■ Instructions to follow: Count the lines containing "中债国债到期收益率". Give the number alone.

Entries with figure data:

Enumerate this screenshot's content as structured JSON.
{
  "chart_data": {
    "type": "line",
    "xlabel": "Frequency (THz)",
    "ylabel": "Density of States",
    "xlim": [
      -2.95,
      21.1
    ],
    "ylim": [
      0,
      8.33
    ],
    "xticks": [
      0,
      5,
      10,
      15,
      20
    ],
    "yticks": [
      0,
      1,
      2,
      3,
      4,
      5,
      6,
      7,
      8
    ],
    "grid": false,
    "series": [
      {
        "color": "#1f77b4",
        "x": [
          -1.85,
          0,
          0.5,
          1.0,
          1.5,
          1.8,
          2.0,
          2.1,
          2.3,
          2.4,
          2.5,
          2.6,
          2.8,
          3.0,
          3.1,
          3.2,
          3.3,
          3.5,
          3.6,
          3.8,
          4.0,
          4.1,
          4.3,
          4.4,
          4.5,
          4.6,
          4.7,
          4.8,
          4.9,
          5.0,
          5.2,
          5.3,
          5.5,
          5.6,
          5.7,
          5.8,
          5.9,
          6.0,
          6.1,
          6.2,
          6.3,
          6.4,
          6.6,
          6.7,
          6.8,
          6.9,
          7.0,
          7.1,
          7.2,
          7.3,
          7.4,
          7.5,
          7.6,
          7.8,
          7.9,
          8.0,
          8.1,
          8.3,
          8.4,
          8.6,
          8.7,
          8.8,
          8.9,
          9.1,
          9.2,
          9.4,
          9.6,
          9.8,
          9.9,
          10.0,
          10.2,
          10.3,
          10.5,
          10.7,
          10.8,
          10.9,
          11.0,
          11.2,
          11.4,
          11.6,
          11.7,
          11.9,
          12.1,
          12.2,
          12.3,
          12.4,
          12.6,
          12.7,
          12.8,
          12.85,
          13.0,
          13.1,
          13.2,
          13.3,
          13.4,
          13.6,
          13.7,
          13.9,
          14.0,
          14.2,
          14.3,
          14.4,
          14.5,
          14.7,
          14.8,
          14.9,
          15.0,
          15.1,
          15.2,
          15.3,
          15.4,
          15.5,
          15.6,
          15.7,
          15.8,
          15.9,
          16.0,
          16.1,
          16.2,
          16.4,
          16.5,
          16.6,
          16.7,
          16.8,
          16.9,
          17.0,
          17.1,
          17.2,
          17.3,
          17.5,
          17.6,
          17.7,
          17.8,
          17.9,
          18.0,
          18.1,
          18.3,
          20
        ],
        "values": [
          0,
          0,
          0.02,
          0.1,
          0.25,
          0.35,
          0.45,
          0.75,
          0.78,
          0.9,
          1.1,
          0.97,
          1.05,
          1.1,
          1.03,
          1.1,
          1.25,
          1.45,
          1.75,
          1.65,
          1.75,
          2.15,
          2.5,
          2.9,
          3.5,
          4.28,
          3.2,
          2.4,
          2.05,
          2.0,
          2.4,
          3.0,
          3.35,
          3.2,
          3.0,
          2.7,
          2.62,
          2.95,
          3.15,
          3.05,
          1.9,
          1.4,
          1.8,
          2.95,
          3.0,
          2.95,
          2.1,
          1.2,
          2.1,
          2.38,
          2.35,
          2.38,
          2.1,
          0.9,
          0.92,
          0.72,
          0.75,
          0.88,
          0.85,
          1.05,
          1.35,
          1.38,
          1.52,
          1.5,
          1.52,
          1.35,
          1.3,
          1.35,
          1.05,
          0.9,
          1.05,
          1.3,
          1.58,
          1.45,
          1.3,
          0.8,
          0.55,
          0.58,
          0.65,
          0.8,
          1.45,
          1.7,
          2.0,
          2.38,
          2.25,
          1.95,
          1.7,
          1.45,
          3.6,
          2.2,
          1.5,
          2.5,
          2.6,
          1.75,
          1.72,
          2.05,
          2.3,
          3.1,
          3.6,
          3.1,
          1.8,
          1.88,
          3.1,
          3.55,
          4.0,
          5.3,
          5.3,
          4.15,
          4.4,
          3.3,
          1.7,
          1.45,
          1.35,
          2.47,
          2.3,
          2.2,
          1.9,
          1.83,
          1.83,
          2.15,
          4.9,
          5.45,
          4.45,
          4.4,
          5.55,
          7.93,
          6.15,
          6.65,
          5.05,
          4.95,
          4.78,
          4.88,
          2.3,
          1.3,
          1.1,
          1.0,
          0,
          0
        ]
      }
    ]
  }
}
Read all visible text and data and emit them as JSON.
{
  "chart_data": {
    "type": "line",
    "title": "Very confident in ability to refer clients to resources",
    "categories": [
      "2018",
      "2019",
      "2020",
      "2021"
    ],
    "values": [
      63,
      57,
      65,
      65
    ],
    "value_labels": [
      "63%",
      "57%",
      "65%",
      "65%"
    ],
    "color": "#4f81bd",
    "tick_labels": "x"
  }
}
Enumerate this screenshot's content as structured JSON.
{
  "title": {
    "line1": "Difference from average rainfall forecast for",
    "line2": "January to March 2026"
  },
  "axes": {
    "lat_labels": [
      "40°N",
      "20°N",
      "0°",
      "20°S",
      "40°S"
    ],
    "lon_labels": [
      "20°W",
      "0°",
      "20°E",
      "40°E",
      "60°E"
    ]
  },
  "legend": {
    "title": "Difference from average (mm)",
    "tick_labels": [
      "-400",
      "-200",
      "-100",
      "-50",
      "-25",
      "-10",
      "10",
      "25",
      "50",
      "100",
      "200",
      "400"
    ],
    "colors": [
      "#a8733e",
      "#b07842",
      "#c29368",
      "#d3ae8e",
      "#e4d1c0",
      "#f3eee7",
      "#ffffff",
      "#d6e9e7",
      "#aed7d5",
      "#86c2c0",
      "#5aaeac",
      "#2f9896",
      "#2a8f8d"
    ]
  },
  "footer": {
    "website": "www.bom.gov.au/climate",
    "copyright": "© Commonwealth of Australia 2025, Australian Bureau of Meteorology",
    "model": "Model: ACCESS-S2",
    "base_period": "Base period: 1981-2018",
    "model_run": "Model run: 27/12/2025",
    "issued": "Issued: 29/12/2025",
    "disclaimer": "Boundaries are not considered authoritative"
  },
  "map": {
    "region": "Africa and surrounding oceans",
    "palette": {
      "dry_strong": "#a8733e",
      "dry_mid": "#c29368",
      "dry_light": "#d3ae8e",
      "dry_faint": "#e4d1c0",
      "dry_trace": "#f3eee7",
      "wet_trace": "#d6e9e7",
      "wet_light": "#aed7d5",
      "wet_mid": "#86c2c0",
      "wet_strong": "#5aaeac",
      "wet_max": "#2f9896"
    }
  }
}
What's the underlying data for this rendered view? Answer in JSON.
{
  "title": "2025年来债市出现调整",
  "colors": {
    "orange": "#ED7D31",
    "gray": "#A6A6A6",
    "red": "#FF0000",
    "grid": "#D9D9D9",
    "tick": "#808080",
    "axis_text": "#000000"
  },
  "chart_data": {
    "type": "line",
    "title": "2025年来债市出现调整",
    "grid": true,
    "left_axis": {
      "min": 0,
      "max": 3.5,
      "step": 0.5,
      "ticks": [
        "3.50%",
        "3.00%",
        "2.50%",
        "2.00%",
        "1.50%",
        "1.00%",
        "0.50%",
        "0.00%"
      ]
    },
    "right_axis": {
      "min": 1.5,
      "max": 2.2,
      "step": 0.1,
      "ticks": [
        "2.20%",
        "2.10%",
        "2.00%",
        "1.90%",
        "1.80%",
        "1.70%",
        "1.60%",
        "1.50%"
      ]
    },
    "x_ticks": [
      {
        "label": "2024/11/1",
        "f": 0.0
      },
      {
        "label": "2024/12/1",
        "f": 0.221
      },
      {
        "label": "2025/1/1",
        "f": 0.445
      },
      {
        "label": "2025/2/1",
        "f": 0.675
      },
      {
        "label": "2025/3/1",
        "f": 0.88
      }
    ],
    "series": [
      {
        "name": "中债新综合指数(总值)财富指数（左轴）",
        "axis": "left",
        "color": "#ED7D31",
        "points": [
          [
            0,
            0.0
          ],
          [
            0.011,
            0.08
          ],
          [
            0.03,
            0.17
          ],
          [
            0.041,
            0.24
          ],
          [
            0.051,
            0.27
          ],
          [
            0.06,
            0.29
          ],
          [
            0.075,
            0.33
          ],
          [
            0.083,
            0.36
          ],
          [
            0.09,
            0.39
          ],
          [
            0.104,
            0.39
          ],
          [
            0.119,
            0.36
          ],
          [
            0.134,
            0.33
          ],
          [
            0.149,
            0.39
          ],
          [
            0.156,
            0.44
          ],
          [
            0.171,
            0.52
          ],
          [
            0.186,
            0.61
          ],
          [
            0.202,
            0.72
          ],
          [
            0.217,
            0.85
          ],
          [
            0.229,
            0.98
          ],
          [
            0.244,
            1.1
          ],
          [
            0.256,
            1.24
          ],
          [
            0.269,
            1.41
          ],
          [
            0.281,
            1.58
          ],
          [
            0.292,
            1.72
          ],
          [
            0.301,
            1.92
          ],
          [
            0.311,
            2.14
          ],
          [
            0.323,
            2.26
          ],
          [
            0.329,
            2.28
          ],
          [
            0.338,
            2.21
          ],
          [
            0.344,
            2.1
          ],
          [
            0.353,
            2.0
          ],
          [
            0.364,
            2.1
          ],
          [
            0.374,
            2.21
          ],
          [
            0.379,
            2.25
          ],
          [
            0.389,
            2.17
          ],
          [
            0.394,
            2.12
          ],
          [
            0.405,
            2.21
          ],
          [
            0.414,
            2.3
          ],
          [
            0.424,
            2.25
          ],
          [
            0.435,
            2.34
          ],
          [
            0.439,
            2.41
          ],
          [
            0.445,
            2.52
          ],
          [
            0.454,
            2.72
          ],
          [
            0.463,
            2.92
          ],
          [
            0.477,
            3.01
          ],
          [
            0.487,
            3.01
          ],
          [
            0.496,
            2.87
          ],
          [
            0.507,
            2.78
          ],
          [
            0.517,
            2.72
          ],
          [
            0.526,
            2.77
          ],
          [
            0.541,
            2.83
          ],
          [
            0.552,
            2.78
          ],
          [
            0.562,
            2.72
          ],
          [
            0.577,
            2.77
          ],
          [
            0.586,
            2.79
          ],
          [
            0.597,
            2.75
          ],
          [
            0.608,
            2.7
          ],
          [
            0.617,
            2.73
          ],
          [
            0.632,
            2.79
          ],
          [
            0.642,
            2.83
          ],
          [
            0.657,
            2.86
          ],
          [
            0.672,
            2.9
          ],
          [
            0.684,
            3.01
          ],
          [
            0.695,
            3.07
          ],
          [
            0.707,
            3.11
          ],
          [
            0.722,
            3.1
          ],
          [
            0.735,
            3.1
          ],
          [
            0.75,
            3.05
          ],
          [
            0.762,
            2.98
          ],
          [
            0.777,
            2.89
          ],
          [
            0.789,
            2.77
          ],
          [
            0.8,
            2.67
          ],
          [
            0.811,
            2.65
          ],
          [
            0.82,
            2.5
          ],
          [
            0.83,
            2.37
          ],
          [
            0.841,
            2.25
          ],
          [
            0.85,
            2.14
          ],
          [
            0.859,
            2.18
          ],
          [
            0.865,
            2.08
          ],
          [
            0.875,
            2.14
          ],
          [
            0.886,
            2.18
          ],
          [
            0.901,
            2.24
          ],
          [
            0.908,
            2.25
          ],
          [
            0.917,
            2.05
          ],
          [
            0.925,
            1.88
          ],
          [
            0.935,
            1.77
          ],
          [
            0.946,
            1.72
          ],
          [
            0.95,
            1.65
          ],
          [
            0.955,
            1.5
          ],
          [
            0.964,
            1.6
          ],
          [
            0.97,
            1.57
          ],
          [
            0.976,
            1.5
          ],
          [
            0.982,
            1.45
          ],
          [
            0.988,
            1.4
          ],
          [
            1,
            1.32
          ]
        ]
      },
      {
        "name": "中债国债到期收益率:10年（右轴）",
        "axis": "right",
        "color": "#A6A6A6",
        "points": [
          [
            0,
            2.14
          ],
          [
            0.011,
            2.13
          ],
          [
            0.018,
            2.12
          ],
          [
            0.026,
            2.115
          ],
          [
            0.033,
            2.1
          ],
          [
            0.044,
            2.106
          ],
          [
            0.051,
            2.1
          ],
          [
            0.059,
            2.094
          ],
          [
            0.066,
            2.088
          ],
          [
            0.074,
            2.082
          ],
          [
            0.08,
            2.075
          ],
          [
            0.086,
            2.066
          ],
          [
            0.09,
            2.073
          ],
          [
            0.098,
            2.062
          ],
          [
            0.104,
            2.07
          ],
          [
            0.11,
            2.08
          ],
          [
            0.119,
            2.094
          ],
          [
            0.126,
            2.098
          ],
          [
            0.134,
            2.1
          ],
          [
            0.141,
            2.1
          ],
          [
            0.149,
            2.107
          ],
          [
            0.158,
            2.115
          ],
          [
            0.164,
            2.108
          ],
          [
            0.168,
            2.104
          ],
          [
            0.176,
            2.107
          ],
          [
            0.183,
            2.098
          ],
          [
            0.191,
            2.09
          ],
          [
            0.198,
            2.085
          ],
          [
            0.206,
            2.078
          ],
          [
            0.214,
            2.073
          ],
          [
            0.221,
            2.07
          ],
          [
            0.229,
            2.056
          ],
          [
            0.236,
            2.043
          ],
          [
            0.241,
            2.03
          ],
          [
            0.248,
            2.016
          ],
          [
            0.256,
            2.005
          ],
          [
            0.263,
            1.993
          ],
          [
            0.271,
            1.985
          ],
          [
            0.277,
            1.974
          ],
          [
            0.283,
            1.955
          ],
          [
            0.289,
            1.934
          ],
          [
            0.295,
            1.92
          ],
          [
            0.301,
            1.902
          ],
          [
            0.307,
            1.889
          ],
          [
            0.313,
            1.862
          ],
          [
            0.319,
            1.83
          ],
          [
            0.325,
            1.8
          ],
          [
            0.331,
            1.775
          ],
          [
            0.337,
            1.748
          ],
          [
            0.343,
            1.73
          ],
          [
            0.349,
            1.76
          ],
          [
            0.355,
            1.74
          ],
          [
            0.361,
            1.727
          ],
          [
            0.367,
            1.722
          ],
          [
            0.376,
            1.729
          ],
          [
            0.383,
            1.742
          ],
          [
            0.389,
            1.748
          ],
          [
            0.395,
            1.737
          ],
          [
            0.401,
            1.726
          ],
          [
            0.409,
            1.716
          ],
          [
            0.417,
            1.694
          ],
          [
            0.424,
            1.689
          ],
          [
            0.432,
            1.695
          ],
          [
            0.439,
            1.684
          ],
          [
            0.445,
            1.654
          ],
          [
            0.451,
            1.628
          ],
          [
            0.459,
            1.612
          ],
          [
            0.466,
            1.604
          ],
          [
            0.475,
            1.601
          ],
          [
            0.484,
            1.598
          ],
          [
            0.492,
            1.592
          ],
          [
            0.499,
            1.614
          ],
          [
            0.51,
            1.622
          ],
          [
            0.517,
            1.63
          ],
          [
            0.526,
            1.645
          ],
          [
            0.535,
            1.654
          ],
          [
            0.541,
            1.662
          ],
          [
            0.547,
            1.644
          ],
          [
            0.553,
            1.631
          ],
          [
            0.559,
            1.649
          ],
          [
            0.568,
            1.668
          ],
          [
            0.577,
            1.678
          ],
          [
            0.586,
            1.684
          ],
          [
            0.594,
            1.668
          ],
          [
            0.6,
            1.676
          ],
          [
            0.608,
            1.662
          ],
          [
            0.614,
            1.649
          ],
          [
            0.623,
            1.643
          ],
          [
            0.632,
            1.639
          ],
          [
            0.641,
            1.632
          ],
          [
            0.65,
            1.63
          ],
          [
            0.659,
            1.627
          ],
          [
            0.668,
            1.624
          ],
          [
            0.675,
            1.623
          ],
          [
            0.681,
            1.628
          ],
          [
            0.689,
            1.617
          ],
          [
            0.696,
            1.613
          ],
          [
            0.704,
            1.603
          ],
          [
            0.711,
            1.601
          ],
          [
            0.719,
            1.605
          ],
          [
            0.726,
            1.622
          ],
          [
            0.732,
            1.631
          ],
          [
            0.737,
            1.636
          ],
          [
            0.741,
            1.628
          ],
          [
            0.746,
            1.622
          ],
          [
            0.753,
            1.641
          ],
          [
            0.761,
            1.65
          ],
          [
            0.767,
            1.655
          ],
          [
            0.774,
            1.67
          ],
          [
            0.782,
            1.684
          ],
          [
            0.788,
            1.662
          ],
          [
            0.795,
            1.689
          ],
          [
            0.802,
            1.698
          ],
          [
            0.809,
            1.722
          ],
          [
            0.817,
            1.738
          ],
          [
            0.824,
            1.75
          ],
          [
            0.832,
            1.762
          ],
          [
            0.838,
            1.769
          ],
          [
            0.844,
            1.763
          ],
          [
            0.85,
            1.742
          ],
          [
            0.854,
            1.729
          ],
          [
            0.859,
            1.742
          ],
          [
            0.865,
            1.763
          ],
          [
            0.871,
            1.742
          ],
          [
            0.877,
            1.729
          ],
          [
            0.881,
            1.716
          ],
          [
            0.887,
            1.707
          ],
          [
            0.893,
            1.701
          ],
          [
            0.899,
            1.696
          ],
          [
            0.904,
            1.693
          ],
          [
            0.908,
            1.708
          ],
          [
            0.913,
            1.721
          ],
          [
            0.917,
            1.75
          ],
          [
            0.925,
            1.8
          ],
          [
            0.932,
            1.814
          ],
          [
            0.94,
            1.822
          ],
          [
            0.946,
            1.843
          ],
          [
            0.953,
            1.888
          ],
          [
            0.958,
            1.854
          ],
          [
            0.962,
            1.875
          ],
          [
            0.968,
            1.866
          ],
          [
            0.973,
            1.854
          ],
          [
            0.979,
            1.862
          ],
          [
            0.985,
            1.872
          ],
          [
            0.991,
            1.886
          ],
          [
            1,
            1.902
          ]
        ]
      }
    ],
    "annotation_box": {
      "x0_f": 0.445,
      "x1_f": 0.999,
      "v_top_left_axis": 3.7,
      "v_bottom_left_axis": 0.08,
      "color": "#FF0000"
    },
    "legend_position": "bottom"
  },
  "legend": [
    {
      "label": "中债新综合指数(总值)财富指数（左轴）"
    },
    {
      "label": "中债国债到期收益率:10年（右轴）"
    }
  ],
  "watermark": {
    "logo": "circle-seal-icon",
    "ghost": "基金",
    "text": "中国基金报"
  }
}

■ Written response: 2